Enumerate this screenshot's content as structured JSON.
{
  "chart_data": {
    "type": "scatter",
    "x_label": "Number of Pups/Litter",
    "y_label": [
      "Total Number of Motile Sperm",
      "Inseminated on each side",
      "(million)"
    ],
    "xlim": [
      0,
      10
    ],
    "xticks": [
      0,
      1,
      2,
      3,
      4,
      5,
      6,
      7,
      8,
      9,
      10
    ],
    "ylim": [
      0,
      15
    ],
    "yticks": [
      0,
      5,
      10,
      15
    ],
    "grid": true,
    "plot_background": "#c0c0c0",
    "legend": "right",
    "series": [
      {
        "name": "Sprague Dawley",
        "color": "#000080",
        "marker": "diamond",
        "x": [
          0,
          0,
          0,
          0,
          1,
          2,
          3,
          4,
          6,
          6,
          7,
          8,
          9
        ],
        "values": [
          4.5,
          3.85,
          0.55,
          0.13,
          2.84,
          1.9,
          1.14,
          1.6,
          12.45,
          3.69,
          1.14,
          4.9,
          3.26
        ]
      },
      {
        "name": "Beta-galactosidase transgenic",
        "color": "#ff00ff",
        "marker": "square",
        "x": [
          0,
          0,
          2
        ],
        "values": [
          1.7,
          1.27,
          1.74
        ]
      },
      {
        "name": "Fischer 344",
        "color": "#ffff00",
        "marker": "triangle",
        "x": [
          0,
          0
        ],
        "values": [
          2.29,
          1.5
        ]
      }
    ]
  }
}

========================================

● TASK PROMPT: Above are some records; extract every one of them exactly.

● FULL ANSWER:
Enumerate this screenshot's content as structured JSON.
{
  "chart_data": {
    "type": "scatter",
    "x_label": "Number of Pups/Litter",
    "y_label": [
      "Total Number of Motile Sperm",
      "Inseminated on each side",
      "(million)"
    ],
    "xlim": [
      0,
      10
    ],
    "xticks": [
      0,
      1,
      2,
      3,
      4,
      5,
      6,
      7,
      8,
      9,
      10
    ],
    "ylim": [
      0,
      15
    ],
    "yticks": [
      0,
      5,
      10,
      15
    ],
    "grid": true,
    "plot_background": "#c0c0c0",
    "legend": "right",
    "series": [
      {
        "name": "Sprague Dawley",
        "color": "#000080",
        "marker": "diamond",
        "x": [
          0,
          0,
          0,
          0,
          1,
          2,
          3,
          4,
          6,
          6,
          7,
          8,
          9
        ],
        "values": [
          4.5,
          3.85,
          0.55,
          0.13,
          2.84,
          1.9,
          1.14,
          1.6,
          12.45,
          3.69,
          1.14,
          4.9,
          3.26
        ]
      },
      {
        "name": "Beta-galactosidase transgenic",
        "color": "#ff00ff",
        "marker": "square",
        "x": [
          0,
          0,
          2
        ],
        "values": [
          1.7,
          1.27,
          1.74
        ]
      },
      {
        "name": "Fischer 344",
        "color": "#ffff00",
        "marker": "triangle",
        "x": [
          0,
          0
        ],
        "values": [
          2.29,
          1.5
        ]
      }
    ]
  }
}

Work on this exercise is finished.